[Stored data entries]
— Start —

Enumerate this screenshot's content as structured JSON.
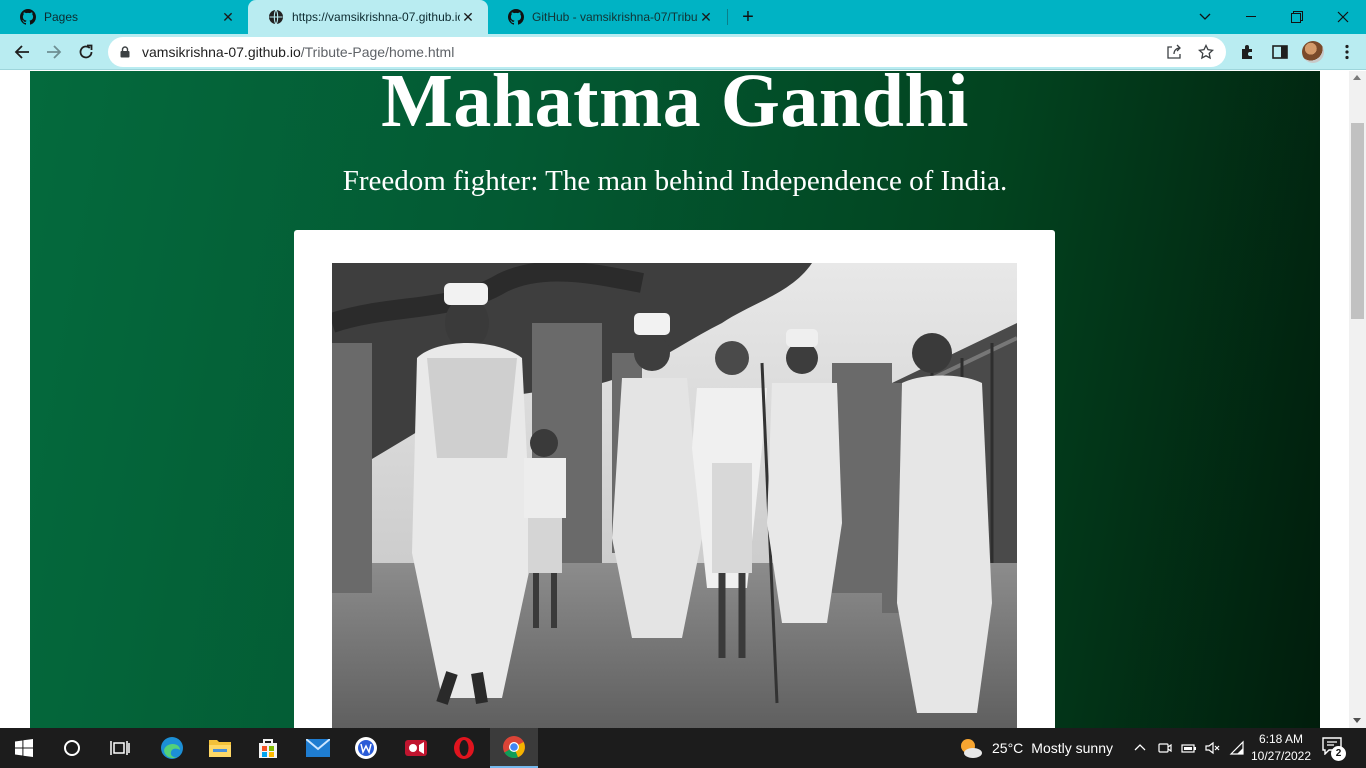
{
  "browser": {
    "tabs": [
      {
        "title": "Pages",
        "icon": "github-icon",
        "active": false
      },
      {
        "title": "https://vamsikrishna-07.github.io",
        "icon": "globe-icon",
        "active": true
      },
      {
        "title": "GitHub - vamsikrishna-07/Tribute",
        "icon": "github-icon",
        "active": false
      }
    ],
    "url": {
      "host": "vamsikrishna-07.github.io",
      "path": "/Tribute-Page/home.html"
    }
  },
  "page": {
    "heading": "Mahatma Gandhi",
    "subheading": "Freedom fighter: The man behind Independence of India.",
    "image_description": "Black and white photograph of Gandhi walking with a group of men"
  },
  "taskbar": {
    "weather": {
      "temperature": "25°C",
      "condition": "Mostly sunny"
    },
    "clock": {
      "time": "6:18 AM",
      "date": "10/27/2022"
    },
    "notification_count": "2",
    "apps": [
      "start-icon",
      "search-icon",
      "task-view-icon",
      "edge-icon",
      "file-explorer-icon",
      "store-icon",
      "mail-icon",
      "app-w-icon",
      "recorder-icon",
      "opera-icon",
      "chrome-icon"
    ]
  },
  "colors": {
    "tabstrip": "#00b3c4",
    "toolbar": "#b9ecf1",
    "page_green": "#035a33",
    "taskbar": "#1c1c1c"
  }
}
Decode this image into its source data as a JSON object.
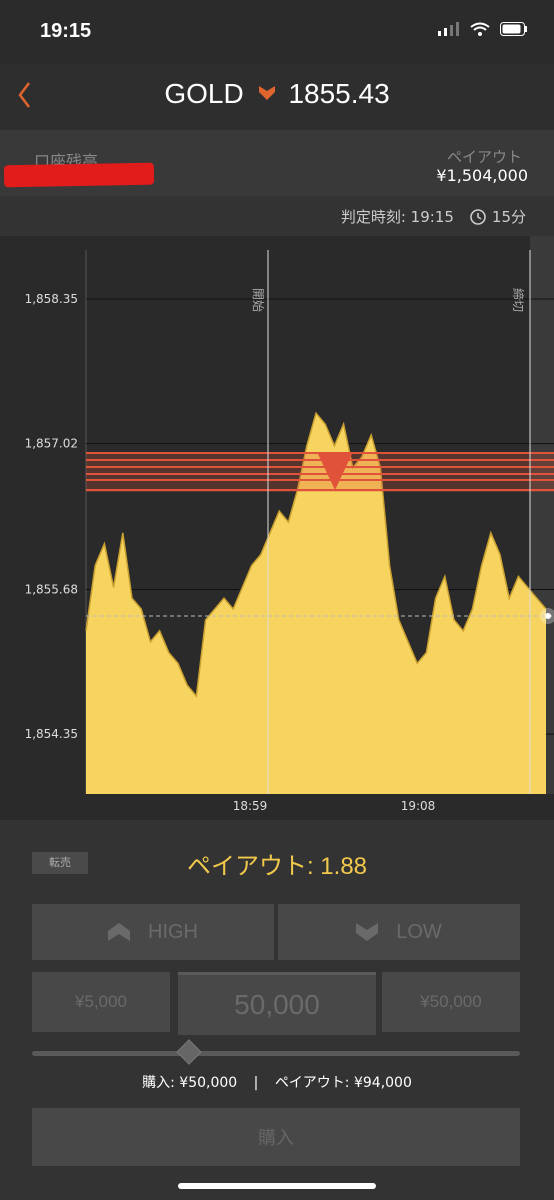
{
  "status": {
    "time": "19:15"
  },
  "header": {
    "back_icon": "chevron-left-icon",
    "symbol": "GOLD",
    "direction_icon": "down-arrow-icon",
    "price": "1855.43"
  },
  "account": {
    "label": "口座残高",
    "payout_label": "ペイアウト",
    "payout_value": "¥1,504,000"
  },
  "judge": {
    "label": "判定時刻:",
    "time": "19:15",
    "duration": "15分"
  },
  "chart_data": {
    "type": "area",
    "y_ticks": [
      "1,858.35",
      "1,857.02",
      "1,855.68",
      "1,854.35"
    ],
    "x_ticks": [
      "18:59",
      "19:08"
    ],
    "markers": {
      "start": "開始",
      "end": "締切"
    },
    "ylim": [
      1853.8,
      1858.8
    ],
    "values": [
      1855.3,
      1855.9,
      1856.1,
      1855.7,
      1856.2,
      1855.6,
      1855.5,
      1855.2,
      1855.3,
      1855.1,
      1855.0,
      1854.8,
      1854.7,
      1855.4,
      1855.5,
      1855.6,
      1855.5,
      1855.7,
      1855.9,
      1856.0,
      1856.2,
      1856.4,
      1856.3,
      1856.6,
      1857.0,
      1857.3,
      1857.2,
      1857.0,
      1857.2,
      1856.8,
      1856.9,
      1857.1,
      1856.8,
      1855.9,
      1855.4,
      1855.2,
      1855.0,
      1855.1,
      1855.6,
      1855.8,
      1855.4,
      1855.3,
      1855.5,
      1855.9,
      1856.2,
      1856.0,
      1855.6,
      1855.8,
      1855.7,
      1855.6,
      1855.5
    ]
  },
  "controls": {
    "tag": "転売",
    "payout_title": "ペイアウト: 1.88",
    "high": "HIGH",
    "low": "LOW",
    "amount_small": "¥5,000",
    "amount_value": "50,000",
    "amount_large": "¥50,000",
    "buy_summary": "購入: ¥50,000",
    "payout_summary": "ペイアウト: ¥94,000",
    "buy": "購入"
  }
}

— End —

DIRECTIVE: Leave out all pictures, then copy the remaining material exactly.

WRITTEN ANSWER:
Enumerate this screenshot's content as structured JSON.
{
  "browser": {
    "tabs": [
      {
        "title": "Pages",
        "icon": "github-icon",
        "active": false
      },
      {
        "title": "https://vamsikrishna-07.github.io",
        "icon": "globe-icon",
        "active": true
      },
      {
        "title": "GitHub - vamsikrishna-07/Tribute",
        "icon": "github-icon",
        "active": false
      }
    ],
    "url": {
      "host": "vamsikrishna-07.github.io",
      "path": "/Tribute-Page/home.html"
    }
  },
  "page": {
    "heading": "Mahatma Gandhi",
    "subheading": "Freedom fighter: The man behind Independence of India.",
    "image_description": "Black and white photograph of Gandhi walking with a group of men"
  },
  "taskbar": {
    "weather": {
      "temperature": "25°C",
      "condition": "Mostly sunny"
    },
    "clock": {
      "time": "6:18 AM",
      "date": "10/27/2022"
    },
    "notification_count": "2",
    "apps": [
      "start-icon",
      "search-icon",
      "task-view-icon",
      "edge-icon",
      "file-explorer-icon",
      "store-icon",
      "mail-icon",
      "app-w-icon",
      "recorder-icon",
      "opera-icon",
      "chrome-icon"
    ]
  },
  "colors": {
    "tabstrip": "#00b3c4",
    "toolbar": "#b9ecf1",
    "page_green": "#035a33",
    "taskbar": "#1c1c1c"
  }
}
Decode this image into its source data as a JSON object.
{
  "status": {
    "time": "19:15"
  },
  "header": {
    "back_icon": "chevron-left-icon",
    "symbol": "GOLD",
    "direction_icon": "down-arrow-icon",
    "price": "1855.43"
  },
  "account": {
    "label": "口座残高",
    "payout_label": "ペイアウト",
    "payout_value": "¥1,504,000"
  },
  "judge": {
    "label": "判定時刻:",
    "time": "19:15",
    "duration": "15分"
  },
  "chart_data": {
    "type": "area",
    "y_ticks": [
      "1,858.35",
      "1,857.02",
      "1,855.68",
      "1,854.35"
    ],
    "x_ticks": [
      "18:59",
      "19:08"
    ],
    "markers": {
      "start": "開始",
      "end": "締切"
    },
    "ylim": [
      1853.8,
      1858.8
    ],
    "values": [
      1855.3,
      1855.9,
      1856.1,
      1855.7,
      1856.2,
      1855.6,
      1855.5,
      1855.2,
      1855.3,
      1855.1,
      1855.0,
      1854.8,
      1854.7,
      1855.4,
      1855.5,
      1855.6,
      1855.5,
      1855.7,
      1855.9,
      1856.0,
      1856.2,
      1856.4,
      1856.3,
      1856.6,
      1857.0,
      1857.3,
      1857.2,
      1857.0,
      1857.2,
      1856.8,
      1856.9,
      1857.1,
      1856.8,
      1855.9,
      1855.4,
      1855.2,
      1855.0,
      1855.1,
      1855.6,
      1855.8,
      1855.4,
      1855.3,
      1855.5,
      1855.9,
      1856.2,
      1856.0,
      1855.6,
      1855.8,
      1855.7,
      1855.6,
      1855.5
    ]
  },
  "controls": {
    "tag": "転売",
    "payout_title": "ペイアウト: 1.88",
    "high": "HIGH",
    "low": "LOW",
    "amount_small": "¥5,000",
    "amount_value": "50,000",
    "amount_large": "¥50,000",
    "buy_summary": "購入: ¥50,000",
    "payout_summary": "ペイアウト: ¥94,000",
    "buy": "購入"
  }
}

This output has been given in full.